### Stored records
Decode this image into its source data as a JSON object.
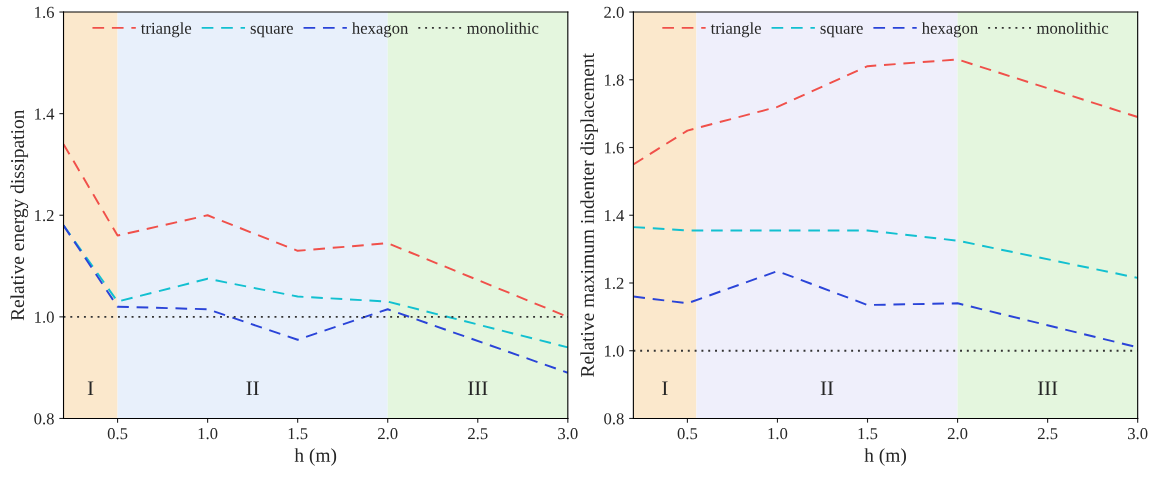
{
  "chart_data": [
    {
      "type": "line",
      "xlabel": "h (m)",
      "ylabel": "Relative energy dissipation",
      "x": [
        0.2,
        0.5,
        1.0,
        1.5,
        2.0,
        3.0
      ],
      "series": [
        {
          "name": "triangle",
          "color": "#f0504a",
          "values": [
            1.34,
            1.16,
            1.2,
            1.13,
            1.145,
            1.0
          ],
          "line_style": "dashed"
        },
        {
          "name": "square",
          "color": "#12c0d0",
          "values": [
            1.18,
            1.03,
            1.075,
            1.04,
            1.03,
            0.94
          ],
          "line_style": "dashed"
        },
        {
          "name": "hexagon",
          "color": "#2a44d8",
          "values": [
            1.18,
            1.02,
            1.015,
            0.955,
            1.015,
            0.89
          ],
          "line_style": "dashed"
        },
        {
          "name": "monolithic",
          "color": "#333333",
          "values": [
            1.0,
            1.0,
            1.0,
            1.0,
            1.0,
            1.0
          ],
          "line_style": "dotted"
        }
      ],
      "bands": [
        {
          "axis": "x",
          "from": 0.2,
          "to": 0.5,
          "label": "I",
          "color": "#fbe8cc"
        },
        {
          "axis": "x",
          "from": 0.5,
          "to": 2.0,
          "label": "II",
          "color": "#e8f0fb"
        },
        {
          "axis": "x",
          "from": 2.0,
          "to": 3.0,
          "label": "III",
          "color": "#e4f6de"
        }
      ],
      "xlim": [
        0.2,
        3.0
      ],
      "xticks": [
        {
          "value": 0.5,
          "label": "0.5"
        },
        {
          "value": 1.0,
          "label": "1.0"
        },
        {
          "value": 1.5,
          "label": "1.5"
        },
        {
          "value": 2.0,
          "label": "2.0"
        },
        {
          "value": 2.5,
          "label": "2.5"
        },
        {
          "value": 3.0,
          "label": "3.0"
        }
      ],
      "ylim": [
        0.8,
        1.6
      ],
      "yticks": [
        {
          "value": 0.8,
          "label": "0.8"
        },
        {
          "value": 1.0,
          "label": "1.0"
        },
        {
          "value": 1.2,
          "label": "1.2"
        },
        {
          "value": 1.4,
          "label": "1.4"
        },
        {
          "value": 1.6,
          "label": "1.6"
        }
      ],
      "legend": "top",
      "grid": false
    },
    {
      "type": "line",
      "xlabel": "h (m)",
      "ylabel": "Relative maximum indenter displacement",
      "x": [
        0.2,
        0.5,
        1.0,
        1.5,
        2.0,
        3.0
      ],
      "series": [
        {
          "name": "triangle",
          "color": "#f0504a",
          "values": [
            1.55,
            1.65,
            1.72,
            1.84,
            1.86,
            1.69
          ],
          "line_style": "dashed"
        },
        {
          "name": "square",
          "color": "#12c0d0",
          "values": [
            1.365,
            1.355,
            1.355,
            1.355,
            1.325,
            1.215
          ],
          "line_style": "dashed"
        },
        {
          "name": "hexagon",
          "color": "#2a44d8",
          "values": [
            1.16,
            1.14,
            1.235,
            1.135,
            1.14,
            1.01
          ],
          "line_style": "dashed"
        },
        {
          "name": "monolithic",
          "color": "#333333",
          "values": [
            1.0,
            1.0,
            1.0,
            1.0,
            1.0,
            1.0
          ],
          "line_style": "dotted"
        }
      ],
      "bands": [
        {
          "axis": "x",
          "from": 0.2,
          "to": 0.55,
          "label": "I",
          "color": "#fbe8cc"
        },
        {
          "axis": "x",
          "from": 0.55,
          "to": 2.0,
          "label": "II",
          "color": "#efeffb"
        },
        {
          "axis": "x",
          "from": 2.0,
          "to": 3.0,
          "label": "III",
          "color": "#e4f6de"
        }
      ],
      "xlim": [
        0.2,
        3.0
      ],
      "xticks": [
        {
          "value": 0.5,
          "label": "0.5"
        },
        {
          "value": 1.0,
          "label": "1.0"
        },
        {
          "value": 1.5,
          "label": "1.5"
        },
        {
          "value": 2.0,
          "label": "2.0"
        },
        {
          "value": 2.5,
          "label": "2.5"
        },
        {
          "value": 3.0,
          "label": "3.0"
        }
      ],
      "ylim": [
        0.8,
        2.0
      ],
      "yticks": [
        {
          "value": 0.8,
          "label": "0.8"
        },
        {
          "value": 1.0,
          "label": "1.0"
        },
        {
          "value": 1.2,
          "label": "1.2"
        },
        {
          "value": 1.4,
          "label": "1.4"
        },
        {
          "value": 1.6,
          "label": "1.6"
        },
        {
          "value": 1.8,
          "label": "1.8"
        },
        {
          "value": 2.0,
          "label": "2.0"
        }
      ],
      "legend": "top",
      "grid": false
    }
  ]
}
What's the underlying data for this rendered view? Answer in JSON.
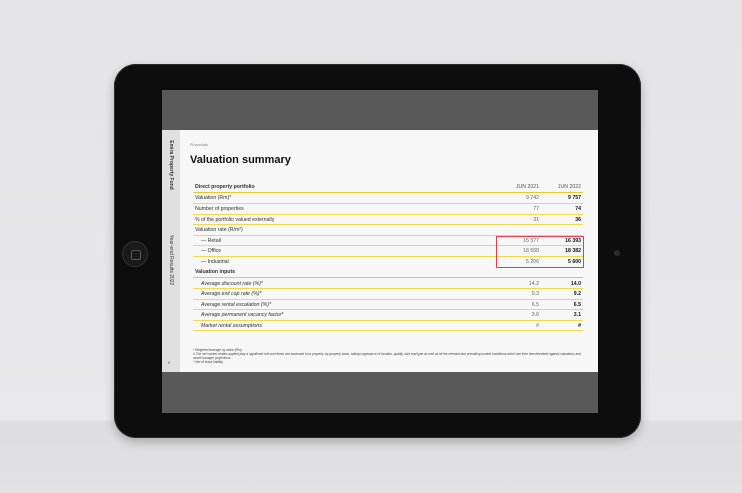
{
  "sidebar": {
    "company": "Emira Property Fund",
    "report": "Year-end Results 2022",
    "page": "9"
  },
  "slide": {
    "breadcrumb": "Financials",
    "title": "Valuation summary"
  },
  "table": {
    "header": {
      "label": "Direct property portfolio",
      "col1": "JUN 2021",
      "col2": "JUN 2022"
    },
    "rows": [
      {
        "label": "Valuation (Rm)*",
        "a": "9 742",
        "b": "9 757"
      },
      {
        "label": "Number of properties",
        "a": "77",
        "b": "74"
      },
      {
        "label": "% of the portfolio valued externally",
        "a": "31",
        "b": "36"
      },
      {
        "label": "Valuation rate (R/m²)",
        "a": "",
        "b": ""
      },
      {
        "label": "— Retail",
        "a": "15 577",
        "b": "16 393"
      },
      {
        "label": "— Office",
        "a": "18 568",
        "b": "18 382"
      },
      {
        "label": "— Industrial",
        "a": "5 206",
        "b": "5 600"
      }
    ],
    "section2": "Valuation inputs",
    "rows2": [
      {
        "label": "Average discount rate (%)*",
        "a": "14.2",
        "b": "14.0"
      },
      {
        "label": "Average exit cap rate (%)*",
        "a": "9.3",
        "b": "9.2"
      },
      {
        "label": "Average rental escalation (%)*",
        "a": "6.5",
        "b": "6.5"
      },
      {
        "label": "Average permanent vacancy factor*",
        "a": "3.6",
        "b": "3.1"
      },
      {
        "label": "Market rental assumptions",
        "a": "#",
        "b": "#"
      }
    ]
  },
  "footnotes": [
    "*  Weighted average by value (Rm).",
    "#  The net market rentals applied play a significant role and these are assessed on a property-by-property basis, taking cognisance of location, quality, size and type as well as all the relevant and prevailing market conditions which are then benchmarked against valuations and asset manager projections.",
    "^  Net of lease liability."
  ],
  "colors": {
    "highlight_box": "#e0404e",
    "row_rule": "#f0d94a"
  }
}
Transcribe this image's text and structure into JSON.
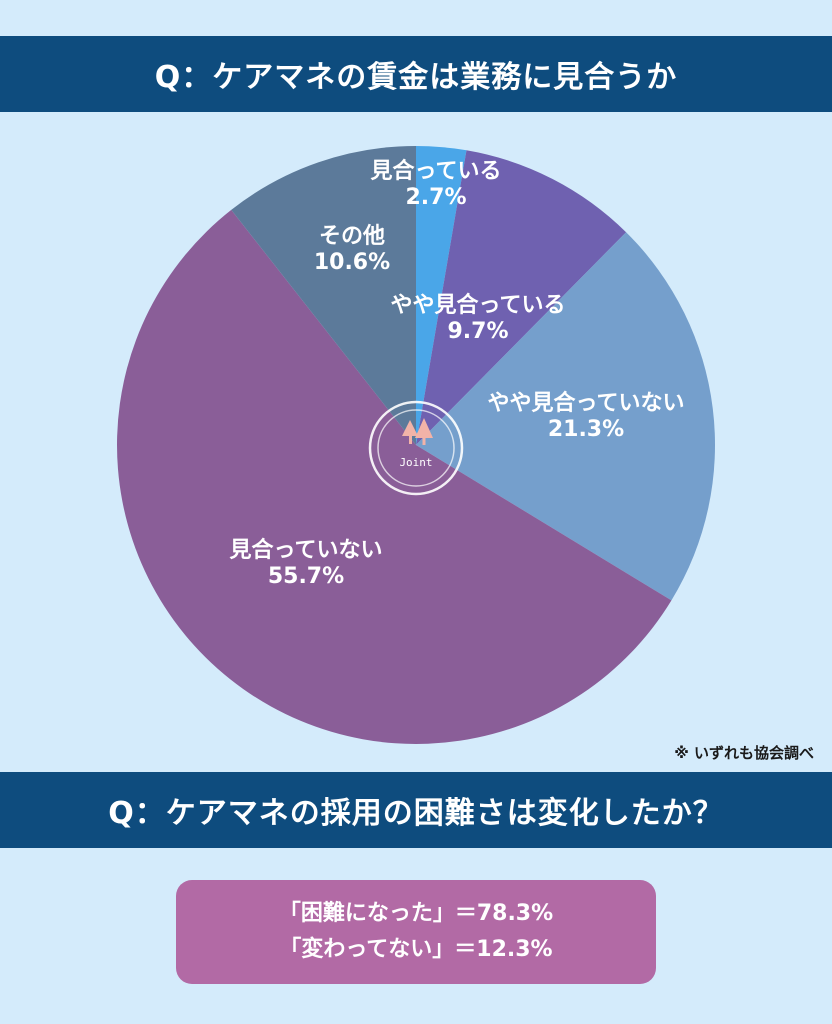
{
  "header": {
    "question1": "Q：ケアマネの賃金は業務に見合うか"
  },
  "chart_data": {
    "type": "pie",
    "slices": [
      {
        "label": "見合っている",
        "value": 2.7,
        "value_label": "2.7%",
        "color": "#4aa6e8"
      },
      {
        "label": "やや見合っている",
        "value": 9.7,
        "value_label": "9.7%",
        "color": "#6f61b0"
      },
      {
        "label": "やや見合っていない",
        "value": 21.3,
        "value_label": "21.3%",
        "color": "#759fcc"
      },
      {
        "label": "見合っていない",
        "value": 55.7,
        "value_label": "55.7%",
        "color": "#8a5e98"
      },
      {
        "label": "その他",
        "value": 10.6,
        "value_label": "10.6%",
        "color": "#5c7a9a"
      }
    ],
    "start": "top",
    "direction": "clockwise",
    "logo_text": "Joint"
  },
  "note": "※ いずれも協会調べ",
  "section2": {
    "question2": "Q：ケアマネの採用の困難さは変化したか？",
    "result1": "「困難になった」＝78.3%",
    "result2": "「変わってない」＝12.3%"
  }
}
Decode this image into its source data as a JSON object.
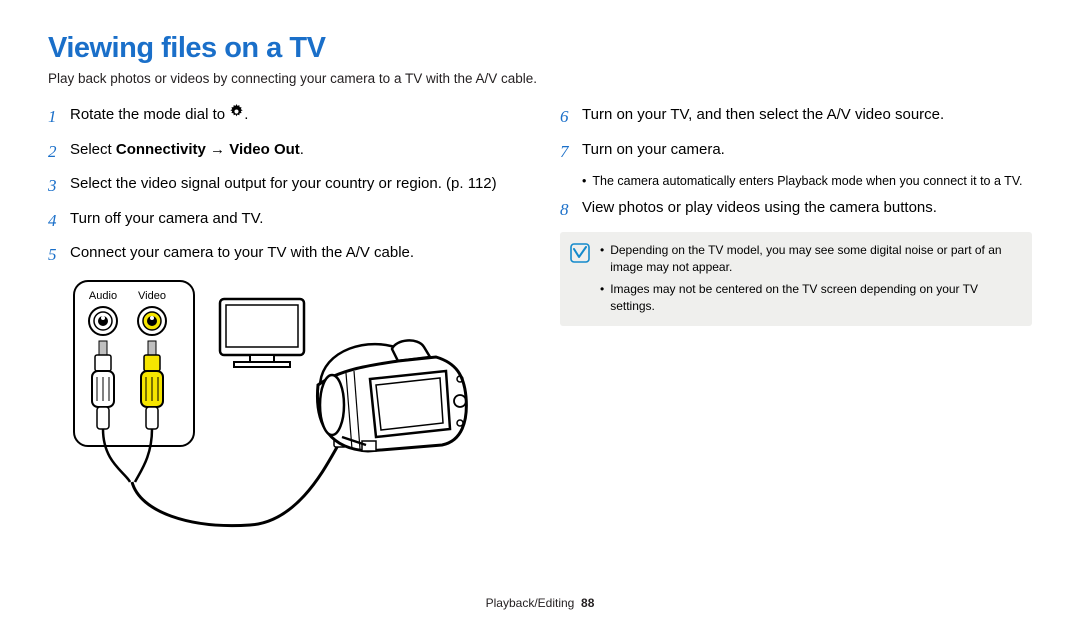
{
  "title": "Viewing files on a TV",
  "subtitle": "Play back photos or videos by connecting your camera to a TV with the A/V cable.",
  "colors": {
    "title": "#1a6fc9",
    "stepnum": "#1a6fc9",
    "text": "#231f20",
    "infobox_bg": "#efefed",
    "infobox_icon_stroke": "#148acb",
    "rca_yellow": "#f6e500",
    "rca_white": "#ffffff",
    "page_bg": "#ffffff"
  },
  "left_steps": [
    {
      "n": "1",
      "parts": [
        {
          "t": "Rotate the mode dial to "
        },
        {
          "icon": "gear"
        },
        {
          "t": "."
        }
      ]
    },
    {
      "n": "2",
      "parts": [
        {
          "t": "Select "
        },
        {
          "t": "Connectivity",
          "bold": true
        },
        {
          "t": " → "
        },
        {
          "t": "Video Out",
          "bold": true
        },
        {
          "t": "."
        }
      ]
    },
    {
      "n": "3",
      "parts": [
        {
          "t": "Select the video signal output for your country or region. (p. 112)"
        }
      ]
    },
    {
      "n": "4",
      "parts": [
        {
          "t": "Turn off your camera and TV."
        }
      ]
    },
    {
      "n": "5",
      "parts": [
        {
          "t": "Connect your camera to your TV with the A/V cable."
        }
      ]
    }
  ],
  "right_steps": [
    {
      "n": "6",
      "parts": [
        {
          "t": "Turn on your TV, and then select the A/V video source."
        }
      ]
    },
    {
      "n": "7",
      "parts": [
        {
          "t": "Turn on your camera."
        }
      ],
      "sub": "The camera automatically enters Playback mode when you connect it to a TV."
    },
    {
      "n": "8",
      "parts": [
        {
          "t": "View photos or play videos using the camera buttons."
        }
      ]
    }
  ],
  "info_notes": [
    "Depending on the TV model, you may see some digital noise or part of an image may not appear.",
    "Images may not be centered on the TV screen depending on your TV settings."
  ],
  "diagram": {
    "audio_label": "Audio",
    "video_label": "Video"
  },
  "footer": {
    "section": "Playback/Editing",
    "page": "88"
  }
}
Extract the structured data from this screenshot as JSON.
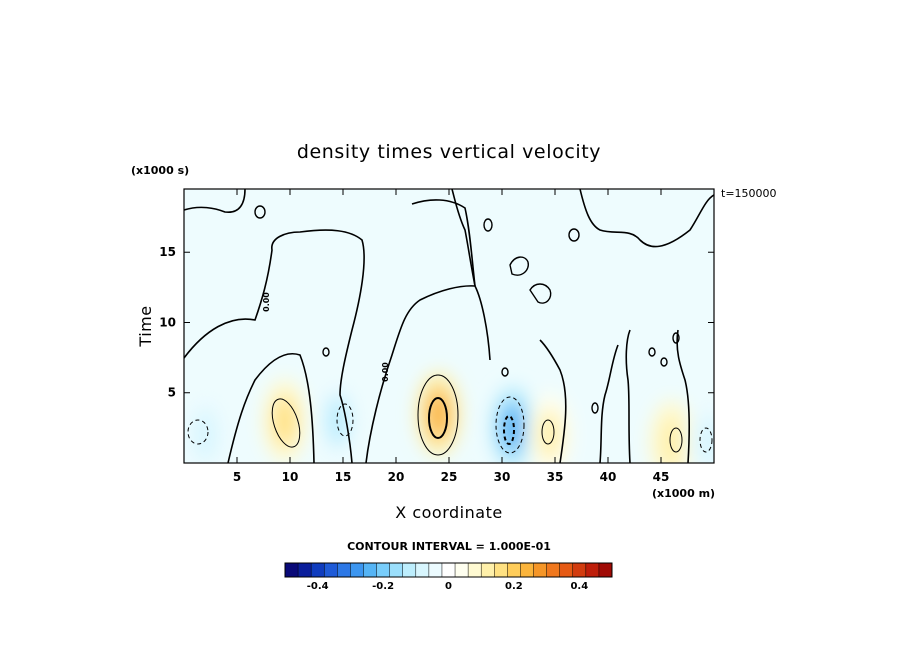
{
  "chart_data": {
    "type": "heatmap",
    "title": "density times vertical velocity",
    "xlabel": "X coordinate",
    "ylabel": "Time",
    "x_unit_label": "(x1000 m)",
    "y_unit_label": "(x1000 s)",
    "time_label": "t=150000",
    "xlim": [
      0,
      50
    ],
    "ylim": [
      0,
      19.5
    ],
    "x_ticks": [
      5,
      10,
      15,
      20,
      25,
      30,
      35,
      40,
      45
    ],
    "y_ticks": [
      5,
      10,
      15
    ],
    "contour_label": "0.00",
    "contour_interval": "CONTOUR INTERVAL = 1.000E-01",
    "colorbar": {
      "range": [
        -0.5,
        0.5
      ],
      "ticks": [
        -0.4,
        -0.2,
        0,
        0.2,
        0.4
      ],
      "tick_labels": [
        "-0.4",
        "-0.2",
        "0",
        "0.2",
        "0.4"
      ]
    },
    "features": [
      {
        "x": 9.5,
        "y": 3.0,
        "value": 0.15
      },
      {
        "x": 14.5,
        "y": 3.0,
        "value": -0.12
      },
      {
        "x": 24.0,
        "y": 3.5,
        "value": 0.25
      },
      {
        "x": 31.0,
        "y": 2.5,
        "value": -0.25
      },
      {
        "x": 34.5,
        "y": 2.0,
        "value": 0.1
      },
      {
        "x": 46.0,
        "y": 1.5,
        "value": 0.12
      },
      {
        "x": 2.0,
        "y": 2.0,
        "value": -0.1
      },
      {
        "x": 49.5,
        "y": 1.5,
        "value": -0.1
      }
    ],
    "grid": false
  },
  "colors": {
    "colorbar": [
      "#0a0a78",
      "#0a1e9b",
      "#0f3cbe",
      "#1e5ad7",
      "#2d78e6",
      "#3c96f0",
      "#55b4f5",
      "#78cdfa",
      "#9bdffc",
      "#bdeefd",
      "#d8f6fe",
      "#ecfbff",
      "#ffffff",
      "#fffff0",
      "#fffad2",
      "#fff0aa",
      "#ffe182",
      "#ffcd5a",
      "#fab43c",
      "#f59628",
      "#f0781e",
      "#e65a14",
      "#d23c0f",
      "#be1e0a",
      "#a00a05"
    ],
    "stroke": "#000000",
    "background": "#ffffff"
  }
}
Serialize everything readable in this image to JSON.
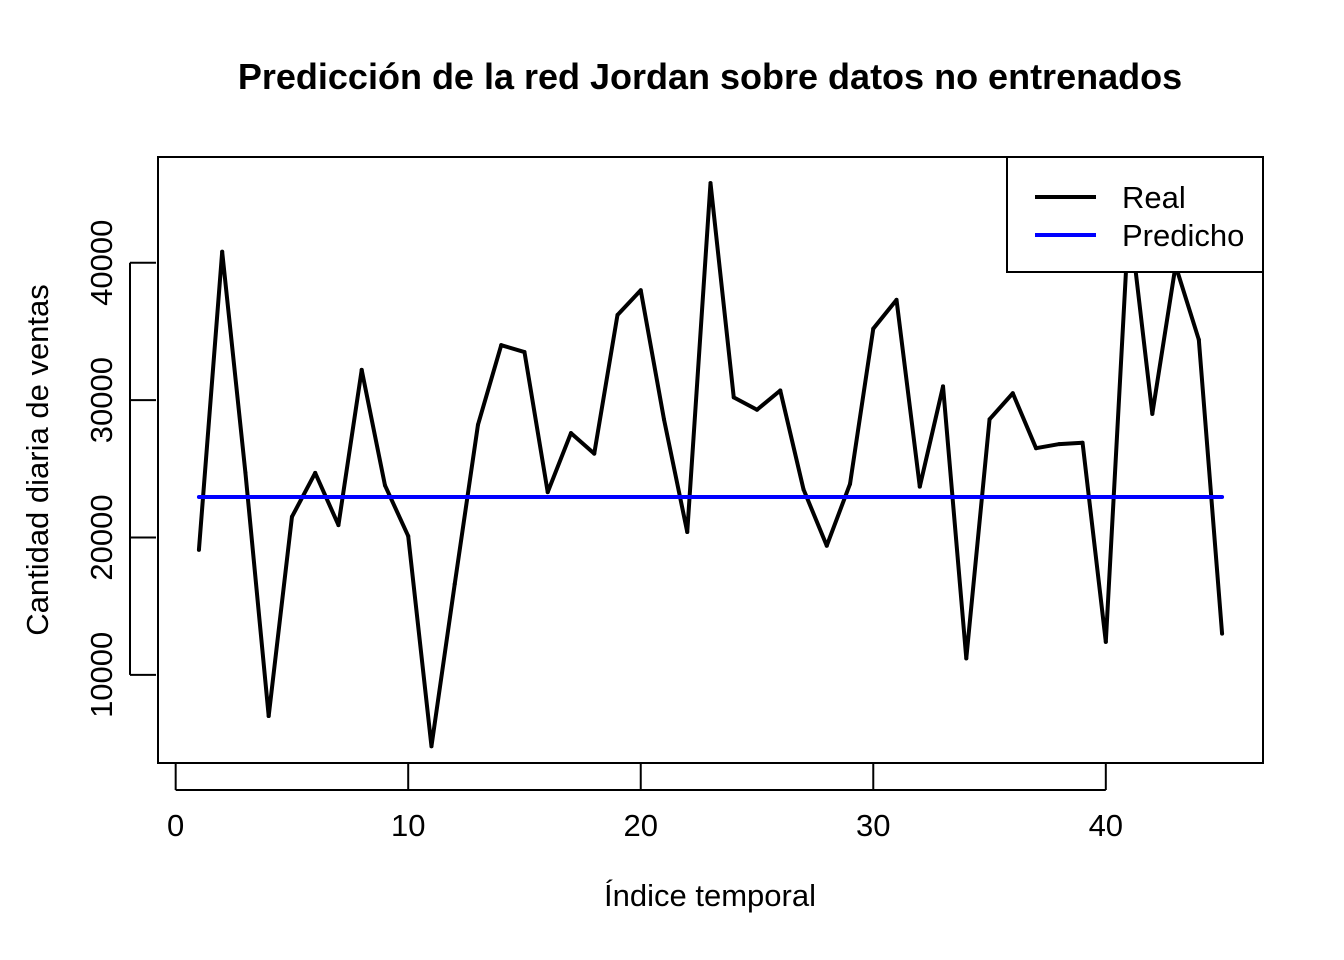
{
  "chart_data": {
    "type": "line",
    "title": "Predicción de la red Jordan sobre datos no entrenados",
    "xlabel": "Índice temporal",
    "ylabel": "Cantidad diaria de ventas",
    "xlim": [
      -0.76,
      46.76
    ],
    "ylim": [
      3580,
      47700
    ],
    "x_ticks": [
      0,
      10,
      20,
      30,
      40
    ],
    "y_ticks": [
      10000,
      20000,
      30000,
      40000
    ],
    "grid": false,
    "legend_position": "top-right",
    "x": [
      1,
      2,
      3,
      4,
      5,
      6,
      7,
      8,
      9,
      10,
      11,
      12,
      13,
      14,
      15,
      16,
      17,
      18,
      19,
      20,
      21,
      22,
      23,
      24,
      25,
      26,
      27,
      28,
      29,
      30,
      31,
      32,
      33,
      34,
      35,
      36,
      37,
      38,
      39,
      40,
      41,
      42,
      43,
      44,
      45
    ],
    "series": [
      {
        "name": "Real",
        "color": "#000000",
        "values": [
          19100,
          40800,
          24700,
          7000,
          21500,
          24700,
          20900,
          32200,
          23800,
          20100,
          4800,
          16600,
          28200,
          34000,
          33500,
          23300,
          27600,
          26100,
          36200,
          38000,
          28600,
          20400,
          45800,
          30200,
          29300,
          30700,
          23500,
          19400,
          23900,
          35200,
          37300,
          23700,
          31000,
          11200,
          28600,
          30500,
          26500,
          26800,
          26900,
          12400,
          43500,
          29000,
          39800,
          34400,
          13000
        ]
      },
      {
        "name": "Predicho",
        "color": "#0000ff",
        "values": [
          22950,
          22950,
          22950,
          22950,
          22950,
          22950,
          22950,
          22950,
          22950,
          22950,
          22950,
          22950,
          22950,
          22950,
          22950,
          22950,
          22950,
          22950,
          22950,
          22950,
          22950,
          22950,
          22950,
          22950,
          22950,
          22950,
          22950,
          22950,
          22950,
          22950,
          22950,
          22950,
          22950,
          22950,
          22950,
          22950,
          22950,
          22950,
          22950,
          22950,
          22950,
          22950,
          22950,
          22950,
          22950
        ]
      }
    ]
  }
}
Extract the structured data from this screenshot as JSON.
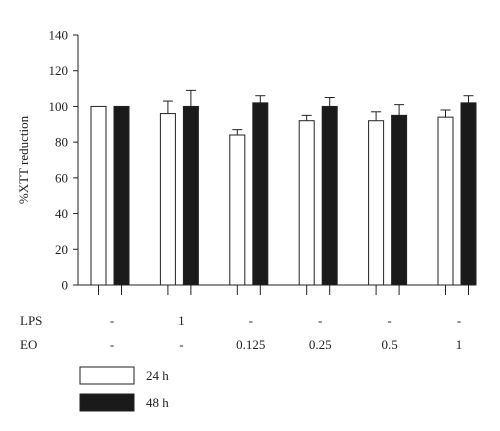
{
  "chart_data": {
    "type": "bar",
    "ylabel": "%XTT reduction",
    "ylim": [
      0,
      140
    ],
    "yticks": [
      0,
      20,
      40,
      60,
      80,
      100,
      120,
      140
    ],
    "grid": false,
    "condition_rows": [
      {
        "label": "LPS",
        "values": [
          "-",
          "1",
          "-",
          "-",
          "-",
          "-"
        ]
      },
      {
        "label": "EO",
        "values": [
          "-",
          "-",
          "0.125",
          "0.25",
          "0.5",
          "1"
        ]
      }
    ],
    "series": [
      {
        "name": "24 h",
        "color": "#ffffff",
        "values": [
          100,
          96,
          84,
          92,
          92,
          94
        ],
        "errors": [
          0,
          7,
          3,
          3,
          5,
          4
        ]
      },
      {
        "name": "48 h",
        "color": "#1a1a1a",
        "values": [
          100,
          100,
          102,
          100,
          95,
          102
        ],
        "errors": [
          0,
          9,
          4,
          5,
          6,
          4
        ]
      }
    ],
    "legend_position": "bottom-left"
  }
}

### Work to complete
Show all lines in the entries above where the word "with" appears.

### Answer to the exercise
  "subtitle": "Play back photos or videos by connecting your camera to a TV with the A/V cable.",
          "t": "Connect your camera to your TV with the A/V cable."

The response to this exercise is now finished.